▶ _PROBLEM_: Skip every picture and transcribe the remaining material exactly.

Figure dataset records:
++++++++

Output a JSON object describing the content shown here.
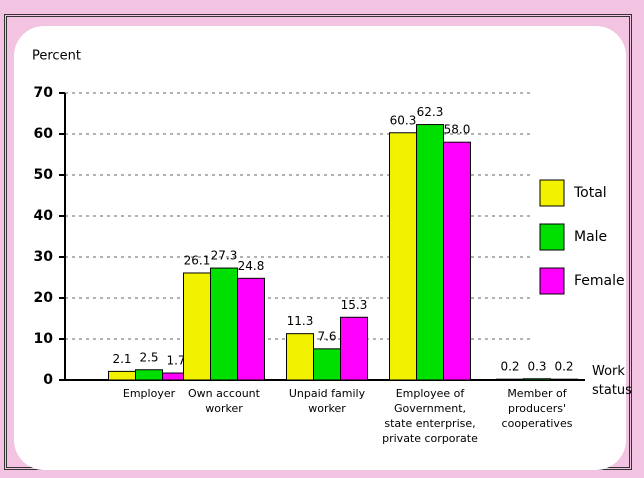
{
  "chart_data": {
    "type": "bar",
    "y_label": "Percent",
    "x_label": "Work\nstatus",
    "categories": [
      "Employer",
      "Own account\nworker",
      "Unpaid family\nworker",
      "Employee of\nGovernment,\nstate enterprise,\nprivate corporate",
      "Member of\nproducers'\ncooperatives"
    ],
    "series": [
      {
        "name": "Total",
        "color": "#f2f200",
        "values": [
          2.1,
          26.1,
          11.3,
          60.3,
          0.2
        ],
        "value_labels": [
          "2.1",
          "26.1",
          "11.3",
          "60.3",
          "0.2"
        ]
      },
      {
        "name": "Male",
        "color": "#00e000",
        "values": [
          2.5,
          27.3,
          7.6,
          62.3,
          0.3
        ],
        "value_labels": [
          "2.5",
          "27.3",
          "7.6",
          "62.3",
          "0.3"
        ]
      },
      {
        "name": "Female",
        "color": "#ff00ff",
        "values": [
          1.7,
          24.8,
          15.3,
          58.0,
          0.2
        ],
        "value_labels": [
          "1.7",
          "24.8",
          "15.3",
          "58.0",
          "0.2"
        ]
      }
    ],
    "ylim": [
      0,
      70
    ],
    "yticks": [
      0,
      10,
      20,
      30,
      40,
      50,
      60,
      70
    ],
    "grid": true,
    "legend": "right"
  }
}
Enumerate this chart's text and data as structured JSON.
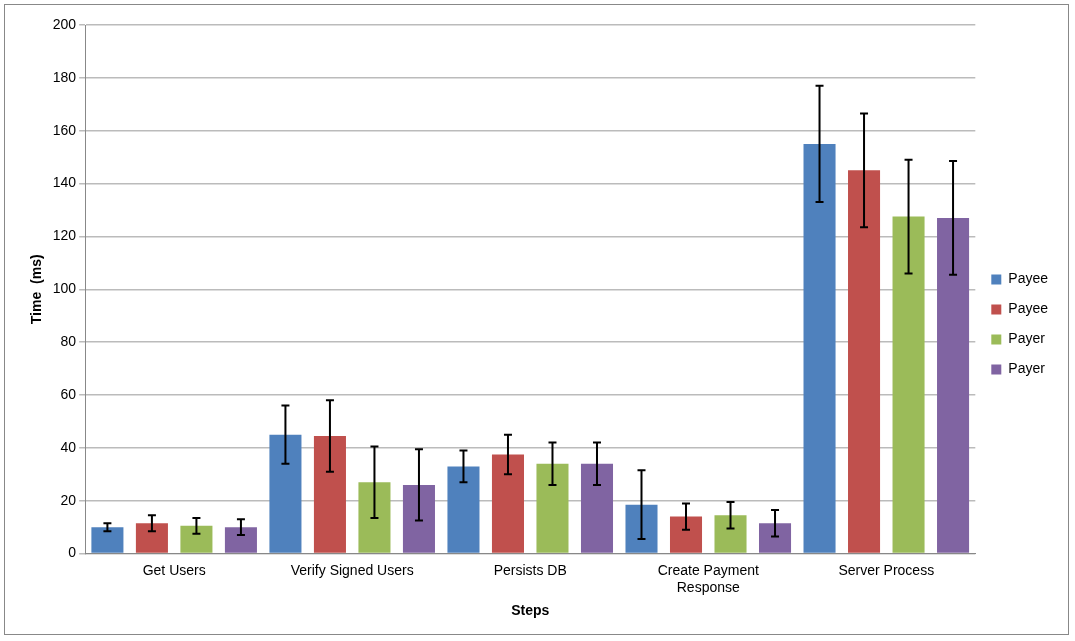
{
  "chart_data": {
    "type": "bar",
    "xlabel": "Steps",
    "ylabel": "Time  (ms)",
    "categories": [
      "Get Users",
      "Verify Signed Users",
      "Persists DB",
      "Create Payment Response",
      "Server Process"
    ],
    "series": [
      {
        "name": "Payee",
        "color": "#4f81bd",
        "values": [
          10,
          45,
          33,
          18.5,
          155
        ],
        "errors": [
          1.5,
          11,
          6,
          13,
          22
        ]
      },
      {
        "name": "Payee",
        "color": "#c0504d",
        "values": [
          11.5,
          44.5,
          37.5,
          14,
          145
        ],
        "errors": [
          3,
          13.5,
          7.5,
          5,
          21.5
        ]
      },
      {
        "name": "Payer",
        "color": "#9bbb59",
        "values": [
          10.5,
          27,
          34,
          14.5,
          127.5
        ],
        "errors": [
          3,
          13.5,
          8,
          5,
          21.5
        ]
      },
      {
        "name": "Payer",
        "color": "#8064a2",
        "values": [
          10,
          26,
          34,
          11.5,
          127
        ],
        "errors": [
          3,
          13.5,
          8,
          5,
          21.5
        ]
      }
    ],
    "ylim": [
      0,
      200
    ],
    "yticks": [
      0,
      20,
      40,
      60,
      80,
      100,
      120,
      140,
      160,
      180,
      200
    ],
    "grid": "y",
    "legend": "right"
  }
}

++++++++

▶ _COMPLETED EXERCISE_:
Output a JSON object describing the content shown here.
{
  "chart_data": {
    "type": "bar",
    "y_label": "Percent",
    "x_label": "Work\nstatus",
    "categories": [
      "Employer",
      "Own account\nworker",
      "Unpaid family\nworker",
      "Employee of\nGovernment,\nstate enterprise,\nprivate corporate",
      "Member of\nproducers'\ncooperatives"
    ],
    "series": [
      {
        "name": "Total",
        "color": "#f2f200",
        "values": [
          2.1,
          26.1,
          11.3,
          60.3,
          0.2
        ],
        "value_labels": [
          "2.1",
          "26.1",
          "11.3",
          "60.3",
          "0.2"
        ]
      },
      {
        "name": "Male",
        "color": "#00e000",
        "values": [
          2.5,
          27.3,
          7.6,
          62.3,
          0.3
        ],
        "value_labels": [
          "2.5",
          "27.3",
          "7.6",
          "62.3",
          "0.3"
        ]
      },
      {
        "name": "Female",
        "color": "#ff00ff",
        "values": [
          1.7,
          24.8,
          15.3,
          58.0,
          0.2
        ],
        "value_labels": [
          "1.7",
          "24.8",
          "15.3",
          "58.0",
          "0.2"
        ]
      }
    ],
    "ylim": [
      0,
      70
    ],
    "yticks": [
      0,
      10,
      20,
      30,
      40,
      50,
      60,
      70
    ],
    "grid": true,
    "legend": "right"
  }
}
Enumerate this chart's text and data as structured JSON.
{
  "chart_data": {
    "type": "bar",
    "xlabel": "Steps",
    "ylabel": "Time  (ms)",
    "categories": [
      "Get Users",
      "Verify Signed Users",
      "Persists DB",
      "Create Payment Response",
      "Server Process"
    ],
    "series": [
      {
        "name": "Payee",
        "color": "#4f81bd",
        "values": [
          10,
          45,
          33,
          18.5,
          155
        ],
        "errors": [
          1.5,
          11,
          6,
          13,
          22
        ]
      },
      {
        "name": "Payee",
        "color": "#c0504d",
        "values": [
          11.5,
          44.5,
          37.5,
          14,
          145
        ],
        "errors": [
          3,
          13.5,
          7.5,
          5,
          21.5
        ]
      },
      {
        "name": "Payer",
        "color": "#9bbb59",
        "values": [
          10.5,
          27,
          34,
          14.5,
          127.5
        ],
        "errors": [
          3,
          13.5,
          8,
          5,
          21.5
        ]
      },
      {
        "name": "Payer",
        "color": "#8064a2",
        "values": [
          10,
          26,
          34,
          11.5,
          127
        ],
        "errors": [
          3,
          13.5,
          8,
          5,
          21.5
        ]
      }
    ],
    "ylim": [
      0,
      200
    ],
    "yticks": [
      0,
      20,
      40,
      60,
      80,
      100,
      120,
      140,
      160,
      180,
      200
    ],
    "grid": "y",
    "legend": "right"
  }
}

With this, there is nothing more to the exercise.